§ GIVEN PROBLEM: Extract the lines that carry the string "true" from the listing.

——————————

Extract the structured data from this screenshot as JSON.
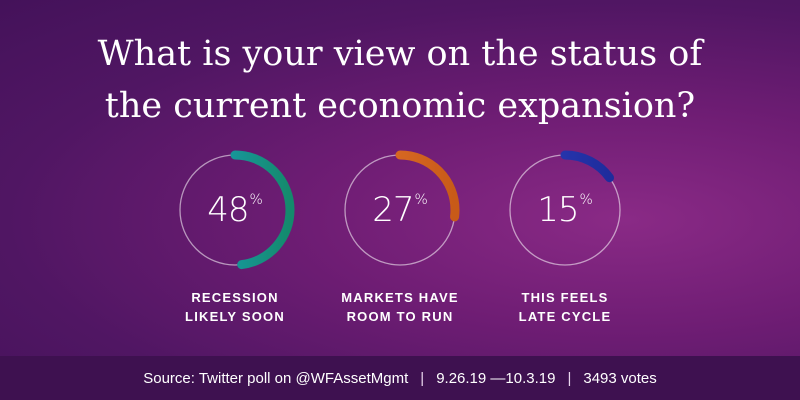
{
  "title_lines": [
    "What is your view on the status of",
    "the current economic expansion?"
  ],
  "chart_data": {
    "type": "pie",
    "categories": [
      "RECESSION LIKELY SOON",
      "MARKETS HAVE ROOM TO RUN",
      "THIS FEELS LATE CYCLE"
    ],
    "values": [
      48,
      27,
      15
    ],
    "unit": "%",
    "items": [
      {
        "value": 48,
        "value_text": "48",
        "unit": "%",
        "label_lines": [
          "RECESSION",
          "LIKELY SOON"
        ],
        "colors": [
          "#1aa0c0",
          "#148a6c"
        ]
      },
      {
        "value": 27,
        "value_text": "27",
        "unit": "%",
        "label_lines": [
          "MARKETS HAVE",
          "ROOM TO RUN"
        ],
        "colors": [
          "#e2732a",
          "#c85a18"
        ]
      },
      {
        "value": 15,
        "value_text": "15",
        "unit": "%",
        "label_lines": [
          "THIS FEELS",
          "LATE CYCLE"
        ],
        "colors": [
          "#2e3dbb",
          "#1c2a99"
        ]
      }
    ]
  },
  "footer": {
    "source": "Source: Twitter poll on @WFAssetMgmt",
    "separator": "|",
    "dates": "9.26.19 —10.3.19",
    "votes": "3493 votes"
  }
}
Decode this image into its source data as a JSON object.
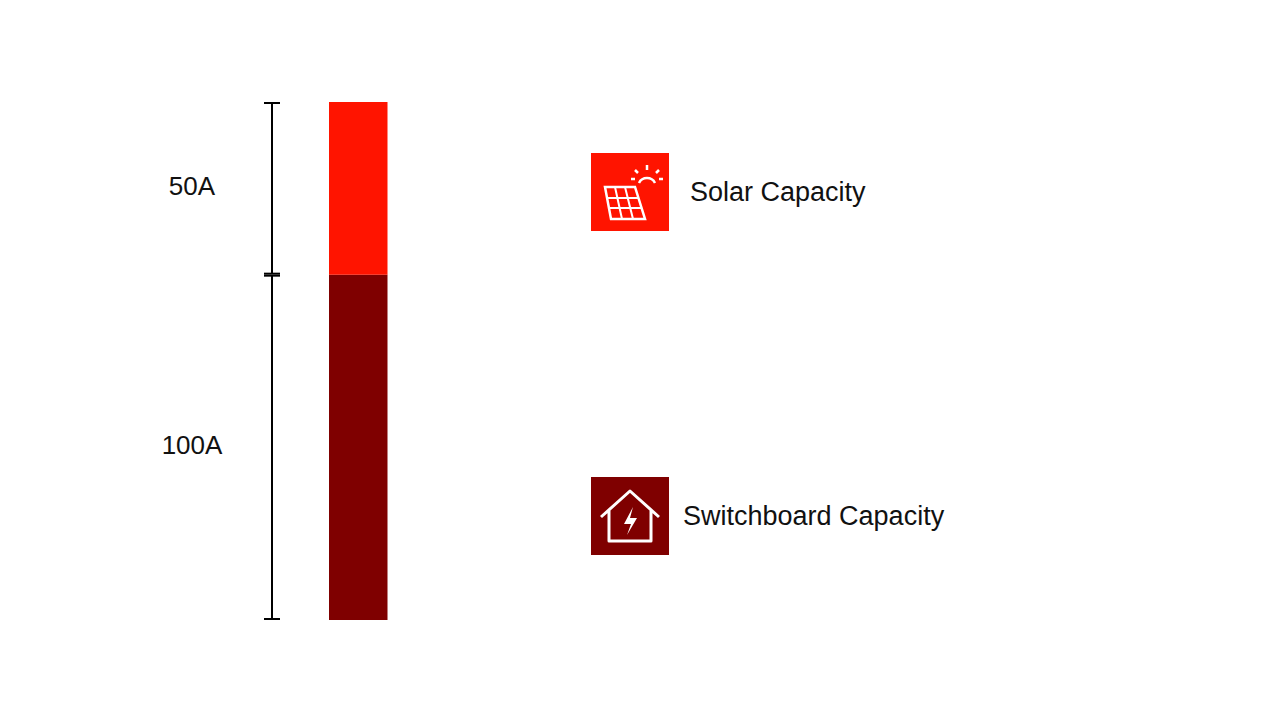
{
  "chart_data": {
    "type": "bar",
    "stacked": true,
    "categories": [
      null
    ],
    "series": [
      {
        "name": "Switchboard Capacity",
        "color": "#7f0000",
        "values": [
          100
        ],
        "value_labels": [
          "100A"
        ]
      },
      {
        "name": "Solar Capacity",
        "color": "#ff1400",
        "values": [
          50
        ],
        "value_labels": [
          "50A"
        ]
      }
    ],
    "ylim": [
      0,
      150
    ],
    "data_labels": true,
    "tick_labels": false,
    "legend": "right"
  }
}
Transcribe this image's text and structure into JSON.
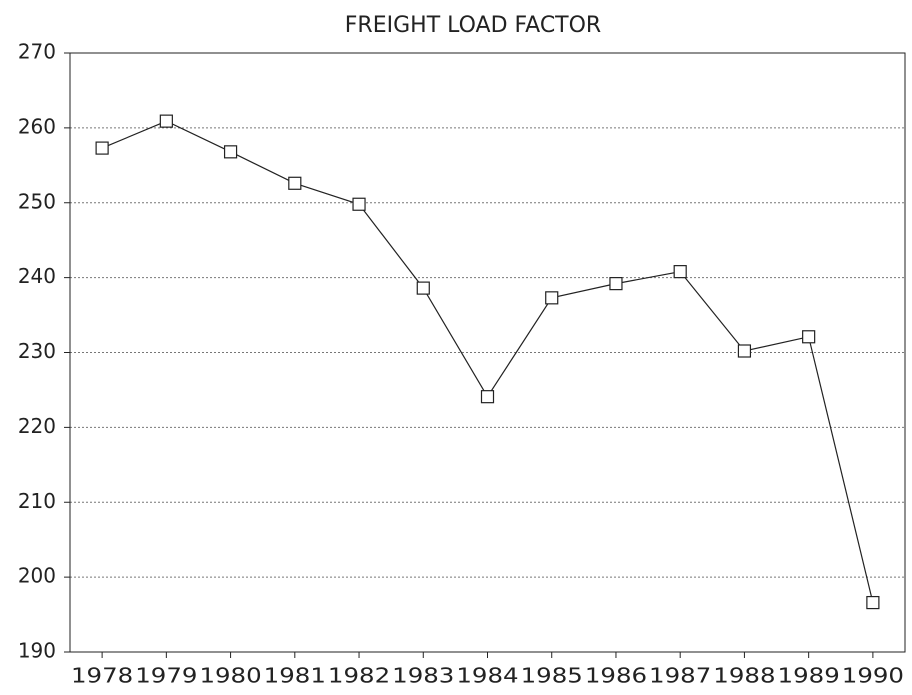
{
  "chart_data": {
    "type": "line",
    "title": "FREIGHT LOAD FACTOR",
    "categories": [
      "1978",
      "1979",
      "1980",
      "1981",
      "1982",
      "1983",
      "1984",
      "1985",
      "1986",
      "1987",
      "1988",
      "1989",
      "1990"
    ],
    "values": [
      257.3,
      260.9,
      256.8,
      252.6,
      249.8,
      238.6,
      224.1,
      237.3,
      239.2,
      240.8,
      230.2,
      232.1,
      196.6
    ],
    "color": "#222222",
    "ylim": [
      190,
      270
    ],
    "yticks": [
      190,
      200,
      210,
      220,
      230,
      240,
      250,
      260,
      270
    ],
    "grid": true
  }
}
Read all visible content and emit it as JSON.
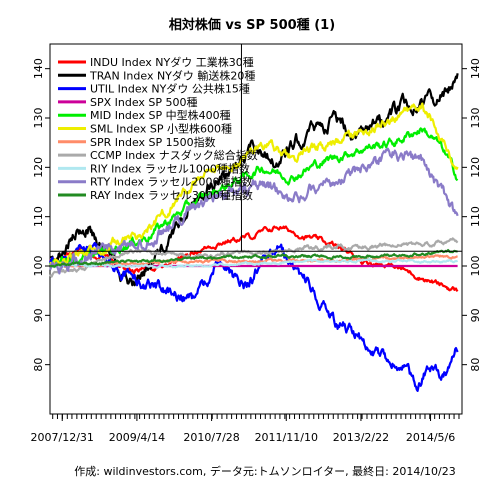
{
  "chart_data": {
    "type": "line",
    "title": "相対株価 vs SP 500種 (1)",
    "caption": "作成: wildinvestors.com, データ元:トムソンロイター, 最終日: 2014/10/23",
    "xlim": [
      "2007-10-15",
      "2014-11-20"
    ],
    "ylim": [
      70,
      145
    ],
    "x_ticks": [
      {
        "date": "2007-12-31",
        "label": "2007/12/31"
      },
      {
        "date": "2009-04-14",
        "label": "2009/4/14"
      },
      {
        "date": "2010-07-28",
        "label": "2010/7/28"
      },
      {
        "date": "2011-11-10",
        "label": "2011/11/10"
      },
      {
        "date": "2013-02-22",
        "label": "2013/2/22"
      },
      {
        "date": "2014-05-06",
        "label": "2014/5/6"
      }
    ],
    "y_ticks": [
      80,
      90,
      100,
      110,
      120,
      130,
      140
    ],
    "grid": false,
    "legend_position": "top-left",
    "reference_lines": {
      "horizontal": 103,
      "vertical": "2011-02-01"
    },
    "series": [
      {
        "name": "INDU Index NYダウ 工業株30種",
        "color": "#ff0000",
        "points": [
          [
            "2007-10-15",
            101
          ],
          [
            "2008-04-15",
            103
          ],
          [
            "2008-10-15",
            102
          ],
          [
            "2009-03-15",
            99
          ],
          [
            "2009-09-15",
            100
          ],
          [
            "2010-04-15",
            103
          ],
          [
            "2010-10-15",
            105
          ],
          [
            "2011-04-15",
            106
          ],
          [
            "2011-09-15",
            108
          ],
          [
            "2012-03-15",
            106
          ],
          [
            "2012-09-15",
            104
          ],
          [
            "2013-03-15",
            101
          ],
          [
            "2013-09-15",
            100
          ],
          [
            "2014-02-15",
            98
          ],
          [
            "2014-07-15",
            96
          ],
          [
            "2014-10-23",
            95
          ]
        ]
      },
      {
        "name": "TRAN Index NYダウ 輸送株20種",
        "color": "#000000",
        "points": [
          [
            "2007-10-15",
            101
          ],
          [
            "2008-06-15",
            108
          ],
          [
            "2008-12-15",
            100
          ],
          [
            "2009-03-15",
            96
          ],
          [
            "2009-10-15",
            104
          ],
          [
            "2010-04-15",
            115
          ],
          [
            "2010-10-15",
            118
          ],
          [
            "2011-04-15",
            125
          ],
          [
            "2011-09-15",
            121
          ],
          [
            "2012-03-15",
            127
          ],
          [
            "2012-09-15",
            130
          ],
          [
            "2013-03-15",
            126
          ],
          [
            "2013-10-15",
            132
          ],
          [
            "2014-04-15",
            133
          ],
          [
            "2014-08-15",
            135
          ],
          [
            "2014-10-23",
            140
          ]
        ]
      },
      {
        "name": "UTIL Index NYダウ 公共株15種",
        "color": "#0000ff",
        "points": [
          [
            "2007-10-15",
            100
          ],
          [
            "2008-04-15",
            104
          ],
          [
            "2008-10-15",
            101
          ],
          [
            "2009-03-15",
            97
          ],
          [
            "2009-10-15",
            95
          ],
          [
            "2010-04-15",
            93
          ],
          [
            "2010-09-15",
            102
          ],
          [
            "2011-02-15",
            95
          ],
          [
            "2011-09-15",
            104
          ],
          [
            "2012-03-15",
            97
          ],
          [
            "2012-08-15",
            90
          ],
          [
            "2013-01-15",
            86
          ],
          [
            "2013-06-15",
            82
          ],
          [
            "2013-11-15",
            79
          ],
          [
            "2014-02-15",
            76
          ],
          [
            "2014-05-15",
            80
          ],
          [
            "2014-08-15",
            78
          ],
          [
            "2014-10-23",
            83
          ]
        ]
      },
      {
        "name": "SPX Index SP 500種",
        "color": "#cc0099",
        "points": [
          [
            "2007-10-15",
            100
          ],
          [
            "2014-10-23",
            100
          ]
        ]
      },
      {
        "name": "MID Index SP 中型株400種",
        "color": "#00ee00",
        "points": [
          [
            "2007-10-15",
            100
          ],
          [
            "2008-10-15",
            103
          ],
          [
            "2009-06-15",
            106
          ],
          [
            "2010-04-15",
            113
          ],
          [
            "2010-10-15",
            116
          ],
          [
            "2011-06-15",
            120
          ],
          [
            "2011-12-15",
            118
          ],
          [
            "2012-06-15",
            121
          ],
          [
            "2013-03-15",
            124
          ],
          [
            "2013-09-15",
            125
          ],
          [
            "2014-03-15",
            128
          ],
          [
            "2014-07-15",
            124
          ],
          [
            "2014-10-23",
            118
          ]
        ]
      },
      {
        "name": "SML Index SP 小型株600種",
        "color": "#eeee00",
        "points": [
          [
            "2007-10-15",
            100
          ],
          [
            "2008-10-15",
            104
          ],
          [
            "2009-06-15",
            107
          ],
          [
            "2010-04-15",
            117
          ],
          [
            "2010-10-15",
            119
          ],
          [
            "2011-06-15",
            125
          ],
          [
            "2011-12-15",
            122
          ],
          [
            "2012-06-15",
            124
          ],
          [
            "2013-03-15",
            127
          ],
          [
            "2013-09-15",
            130
          ],
          [
            "2014-03-15",
            132
          ],
          [
            "2014-07-15",
            126
          ],
          [
            "2014-10-23",
            120
          ]
        ]
      },
      {
        "name": "SPR Index SP 1500指数",
        "color": "#ff8c69",
        "points": [
          [
            "2007-10-15",
            100
          ],
          [
            "2010-04-15",
            101
          ],
          [
            "2012-06-15",
            101
          ],
          [
            "2014-10-23",
            102
          ]
        ]
      },
      {
        "name": "CCMP Index ナスダック総合指数",
        "color": "#aaaaaa",
        "points": [
          [
            "2007-10-15",
            98
          ],
          [
            "2008-06-15",
            100
          ],
          [
            "2009-03-15",
            103
          ],
          [
            "2010-04-15",
            102
          ],
          [
            "2011-06-15",
            103
          ],
          [
            "2012-06-15",
            104
          ],
          [
            "2013-06-15",
            104
          ],
          [
            "2014-10-23",
            105
          ]
        ]
      },
      {
        "name": "RIY Index ラッセル1000種指数",
        "color": "#b0e8f0",
        "points": [
          [
            "2007-10-15",
            100
          ],
          [
            "2010-04-15",
            100
          ],
          [
            "2012-06-15",
            101
          ],
          [
            "2014-10-23",
            101
          ]
        ]
      },
      {
        "name": "RTY Index ラッセル2000種指数",
        "color": "#8a7bc8",
        "points": [
          [
            "2007-10-15",
            100
          ],
          [
            "2008-10-15",
            103
          ],
          [
            "2009-06-15",
            105
          ],
          [
            "2010-04-15",
            112
          ],
          [
            "2010-10-15",
            114
          ],
          [
            "2011-06-15",
            117
          ],
          [
            "2011-12-15",
            114
          ],
          [
            "2012-06-15",
            116
          ],
          [
            "2013-03-15",
            120
          ],
          [
            "2013-09-15",
            123
          ],
          [
            "2014-03-15",
            121
          ],
          [
            "2014-07-15",
            115
          ],
          [
            "2014-10-23",
            110
          ]
        ]
      },
      {
        "name": "RAY Index ラッセル3000種指数",
        "color": "#228b22",
        "points": [
          [
            "2007-10-15",
            100
          ],
          [
            "2009-06-15",
            101
          ],
          [
            "2011-06-15",
            102
          ],
          [
            "2013-06-15",
            102
          ],
          [
            "2014-10-23",
            103
          ]
        ]
      }
    ]
  }
}
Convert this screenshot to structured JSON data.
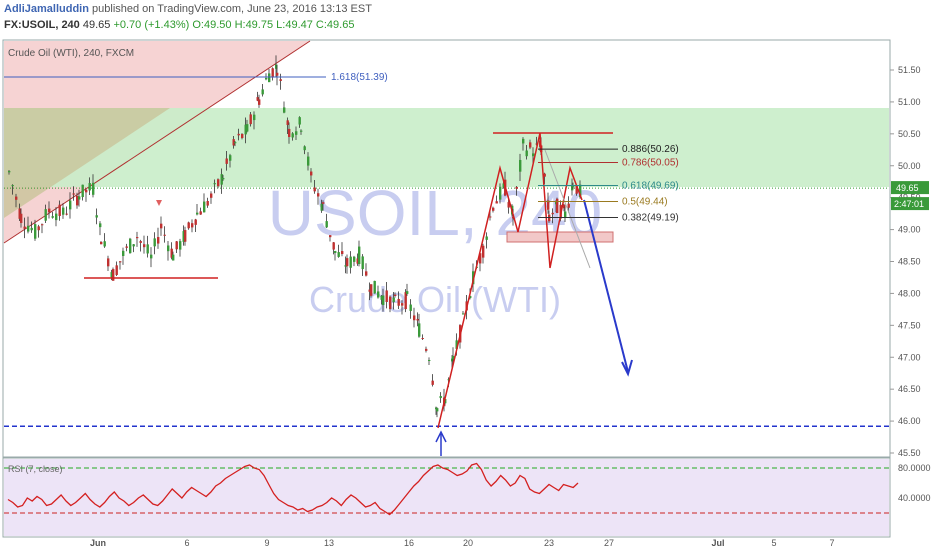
{
  "header": {
    "author": "AdliJamalluddin",
    "published": "published on TradingView.com, June 23, 2016 13:13 EST",
    "symbol": "FX:USOIL, 240",
    "last": "49.65",
    "change": "+0.70 (+1.43%)",
    "open": "O:49.50",
    "high": "H:49.75",
    "low": "L:49.47",
    "close": "C:49.65"
  },
  "chart_data": {
    "type": "candlestick",
    "title": "Crude Oil (WTI), 240, FXCM",
    "watermark_symbol": "USOIL, 240",
    "watermark_name": "Crude Oil (WTI)",
    "y_ticks": [
      "51.50",
      "51.00",
      "50.50",
      "50.00",
      "49.50",
      "49.00",
      "48.50",
      "48.00",
      "47.50",
      "47.00",
      "46.50",
      "46.00",
      "45.50"
    ],
    "ylim": [
      45.5,
      51.75
    ],
    "x_ticks": [
      "Jun",
      "6",
      "9",
      "13",
      "16",
      "20",
      "23",
      "27",
      "Jul",
      "5",
      "7"
    ],
    "last_price_label": "49.65",
    "countdown_label": "2:47:01",
    "fib_levels": [
      {
        "label": "1.618(51.39)",
        "value": 51.39,
        "color": "#3f5fbf"
      },
      {
        "label": "0.886(50.26)",
        "value": 50.26,
        "color": "#222222"
      },
      {
        "label": "0.786(50.05)",
        "value": 50.05,
        "color": "#b03030"
      },
      {
        "label": "0.618(49.69)",
        "value": 49.69,
        "color": "#2e8a8a"
      },
      {
        "label": "0.5(49.44)",
        "value": 49.44,
        "color": "#9a7a20"
      },
      {
        "label": "0.382(49.19)",
        "value": 49.19,
        "color": "#333333"
      }
    ],
    "support_line": 45.92,
    "rsi": {
      "label": "RSI (7, close)",
      "y_ticks": [
        "80.0000",
        "40.0000"
      ],
      "upper": 80,
      "lower": 20,
      "values": [
        38,
        34,
        28,
        30,
        40,
        36,
        42,
        38,
        30,
        32,
        38,
        44,
        36,
        30,
        34,
        40,
        46,
        38,
        32,
        28,
        34,
        42,
        48,
        40,
        36,
        30,
        34,
        40,
        44,
        38,
        32,
        30,
        36,
        44,
        52,
        46,
        40,
        48,
        54,
        50,
        46,
        42,
        48,
        56,
        60,
        66,
        70,
        74,
        78,
        82,
        84,
        80,
        78,
        70,
        58,
        46,
        38,
        34,
        30,
        28,
        24,
        26,
        22,
        24,
        28,
        30,
        34,
        40,
        36,
        30,
        38,
        44,
        40,
        34,
        28,
        30,
        34,
        26,
        22,
        18,
        24,
        32,
        40,
        48,
        56,
        62,
        70,
        76,
        82,
        84,
        80,
        78,
        74,
        70,
        72,
        76,
        84,
        86,
        78,
        64,
        56,
        62,
        70,
        64,
        56,
        60,
        70,
        66,
        52,
        48,
        46,
        52,
        58,
        54,
        50,
        58,
        56,
        54,
        60
      ]
    }
  }
}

——————————

§ SOLUTION TO THE PROBLEM:
    "stacked": true,
    "data_labels": true,
    "grid": true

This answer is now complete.